_Directive:_
Retype all the entries word for word, but omit the pictures.

[Collection entries]
####
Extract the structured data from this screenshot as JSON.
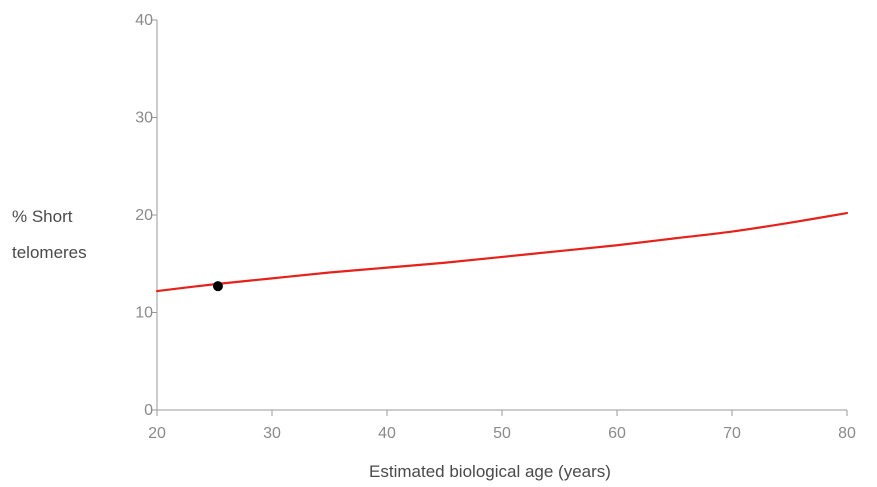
{
  "chart_data": {
    "type": "line",
    "title": "",
    "xlabel": "Estimated biological age (years)",
    "ylabel_lines": [
      "% Short",
      "telomeres"
    ],
    "xlim": [
      20,
      80
    ],
    "ylim": [
      0,
      40
    ],
    "x_ticks": [
      20,
      30,
      40,
      50,
      60,
      70,
      80
    ],
    "y_ticks": [
      0,
      10,
      20,
      30,
      40
    ],
    "grid": false,
    "legend": "none",
    "series": [
      {
        "color": "#e8201a",
        "x": [
          20,
          25,
          30,
          35,
          40,
          45,
          50,
          55,
          60,
          65,
          70,
          75,
          80
        ],
        "y": [
          12.2,
          12.9,
          13.5,
          14.1,
          14.6,
          15.1,
          15.7,
          16.3,
          16.9,
          17.6,
          18.3,
          19.2,
          20.2
        ]
      }
    ],
    "points": [
      {
        "x": 25.3,
        "y": 12.7,
        "color": "#000000"
      }
    ]
  }
}
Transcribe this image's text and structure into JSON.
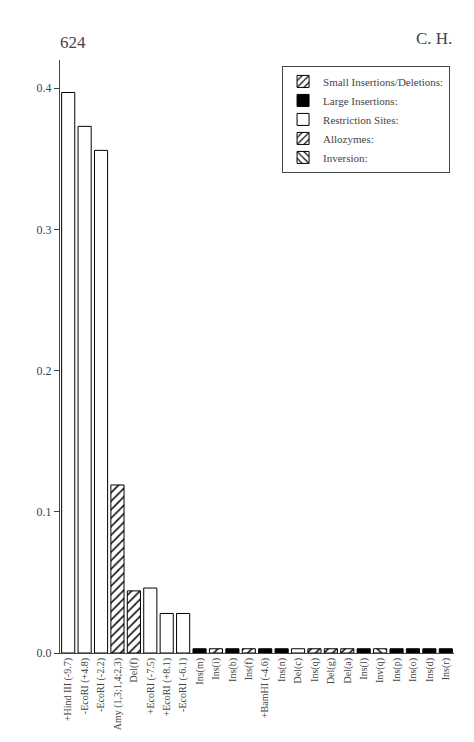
####
_Response to the task:_
Extract the structured data from this screenshot as JSON.
{
  "chart_data": {
    "type": "line",
    "title": "",
    "xlabel": "Estimated biological age (years)",
    "ylabel_lines": [
      "% Short",
      "telomeres"
    ],
    "xlim": [
      20,
      80
    ],
    "ylim": [
      0,
      40
    ],
    "x_ticks": [
      20,
      30,
      40,
      50,
      60,
      70,
      80
    ],
    "y_ticks": [
      0,
      10,
      20,
      30,
      40
    ],
    "grid": false,
    "legend": "none",
    "series": [
      {
        "color": "#e8201a",
        "x": [
          20,
          25,
          30,
          35,
          40,
          45,
          50,
          55,
          60,
          65,
          70,
          75,
          80
        ],
        "y": [
          12.2,
          12.9,
          13.5,
          14.1,
          14.6,
          15.1,
          15.7,
          16.3,
          16.9,
          17.6,
          18.3,
          19.2,
          20.2
        ]
      }
    ],
    "points": [
      {
        "x": 25.3,
        "y": 12.7,
        "color": "#000000"
      }
    ]
  }
}
Transcribe this image's text and structure into JSON.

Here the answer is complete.